Instructions -
[1] Reproduce the stretch of the health app curation article from "With more than" through "Founder and CEO." word for word.
[2] Pick up the health app curation article after its final sentence and keep writing it.

Source passage -
**********
Two initiatives trying to curate health apps announced

app curation

With more than 100,000 health apps in Apple’s App Store and Google’s Play Market, it’s getting hard for end users to know which apps will deliver the benefits promised, and which can be harmful to use or at very least – waste one’s time.

To that end, SocialWellth has teamed-up with HITLAB, an innovation and teaching lab located at Columbia University, which will support SocialWellth’s curation of mHealth apps and associated devices by systematically validating its methodologies.

“SocialWellth’s partnership with HITLAB will allow us to bring an additional level of rigor and scrutiny to our curation methodologies and processes, including our use of the Xcertia Standards,” said David Vinson, SocialWellth’s Founder and CEO.

Hacking Medicine Institute promises unbiased vetting done by Harvard-affiliated physicians.The use of HITLAB as a secondary level of validation will ensure and reinforce SocialWellth’s commitment to providing the “highest levels of service and value to its customer base.”

SocialWellth has previously worked with Cigna on its GoYou platform, and has also acquired the competing service Happtique.

The second initiative (brought to our attention by MobiHealthNews) comes from the new Hacking Medicine Institute, a nonprofit that spun out of MIT this past summer. They promise unbiased vetting done by Harvard-affiliated physicians, who will be looking at apps both for consumers and for providers.
**********
Provided information -
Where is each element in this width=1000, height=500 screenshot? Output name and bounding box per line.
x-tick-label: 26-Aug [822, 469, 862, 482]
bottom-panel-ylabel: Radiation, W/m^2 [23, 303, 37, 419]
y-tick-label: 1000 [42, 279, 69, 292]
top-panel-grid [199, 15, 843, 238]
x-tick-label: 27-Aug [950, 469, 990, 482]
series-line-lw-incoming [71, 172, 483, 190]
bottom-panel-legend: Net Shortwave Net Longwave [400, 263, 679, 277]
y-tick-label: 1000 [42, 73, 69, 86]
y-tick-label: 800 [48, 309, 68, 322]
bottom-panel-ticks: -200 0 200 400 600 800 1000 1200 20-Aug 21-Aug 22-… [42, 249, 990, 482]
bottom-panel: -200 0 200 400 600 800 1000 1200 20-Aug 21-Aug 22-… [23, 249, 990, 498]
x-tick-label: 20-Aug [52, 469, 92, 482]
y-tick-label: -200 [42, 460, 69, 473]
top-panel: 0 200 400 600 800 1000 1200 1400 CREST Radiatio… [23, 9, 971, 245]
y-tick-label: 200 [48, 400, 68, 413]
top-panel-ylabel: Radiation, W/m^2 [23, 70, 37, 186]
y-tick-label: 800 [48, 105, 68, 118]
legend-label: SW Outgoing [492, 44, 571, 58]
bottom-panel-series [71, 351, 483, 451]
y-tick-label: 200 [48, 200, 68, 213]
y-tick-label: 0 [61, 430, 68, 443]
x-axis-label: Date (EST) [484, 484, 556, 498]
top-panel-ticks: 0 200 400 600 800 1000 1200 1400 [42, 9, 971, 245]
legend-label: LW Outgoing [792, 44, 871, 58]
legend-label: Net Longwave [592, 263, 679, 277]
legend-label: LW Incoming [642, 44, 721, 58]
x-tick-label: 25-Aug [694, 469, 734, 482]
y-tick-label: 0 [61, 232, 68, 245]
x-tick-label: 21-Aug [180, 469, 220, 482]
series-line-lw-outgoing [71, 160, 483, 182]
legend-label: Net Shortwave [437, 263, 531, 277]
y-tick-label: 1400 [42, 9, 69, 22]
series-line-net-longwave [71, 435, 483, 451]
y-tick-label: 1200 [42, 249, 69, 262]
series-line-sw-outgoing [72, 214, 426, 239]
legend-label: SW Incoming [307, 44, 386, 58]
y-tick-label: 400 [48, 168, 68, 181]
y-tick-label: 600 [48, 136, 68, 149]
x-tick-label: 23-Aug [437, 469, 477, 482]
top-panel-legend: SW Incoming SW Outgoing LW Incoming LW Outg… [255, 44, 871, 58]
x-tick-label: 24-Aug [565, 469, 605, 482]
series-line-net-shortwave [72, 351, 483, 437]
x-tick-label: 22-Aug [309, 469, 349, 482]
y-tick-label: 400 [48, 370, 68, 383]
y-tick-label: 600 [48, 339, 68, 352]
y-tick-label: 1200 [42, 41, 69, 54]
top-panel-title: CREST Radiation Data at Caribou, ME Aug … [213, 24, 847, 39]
**********
Exercise results -
[1]
With more than 100,000 health apps in Apple’s App Store and Google’s Play Market, it’s getting hard for end users to know which apps will deliver the benefits promised, and which can be harmful to use or at very least – waste one’s time.

To that end, SocialWellth has teamed-up with HITLAB, an innovation and teaching lab located at Columbia University, which will support SocialWellth’s curation of mHealth apps and associated devices by systematically validating its methodologies.

“SocialWellth’s partnership with HITLAB will allow us to bring an additional level of rigor and scrutiny to our curation methodologies and processes, including our use of the Xcertia Standards,” said David Vinson, SocialWellth’s Founder and CEO.

[2]
“The way Happtique went about it, trying to charge these little companies to go in and do a certification, is the wrong model,” Hacking Medicine Institute co-founder Zen Chu told MM&M. “It’s got be done from the perspective of an unbiased nonprofit-driven organization for it to be credible and trusted both by physicians who want to prescribe [apps] as well as from patients and consumers.”

Chu believes the direct to consumer opportunity is the best way to go around app curation, because ingrained players like hospitals and other healthcare providers are slow. “And that’s why the best entrepreneurs and investigators in Silicon Valley — tech investors, not traditional healthcare investors — believe, along with me, that the digiceuticals world now feels like the Internet was in 1995,” he said. Because for the first time you can have a small start-up get funded – pre-capital -efficiently and compete head-to-head against the giants in healthcare.”

The first curated list from Hacking Medicine Institute will go live later this month.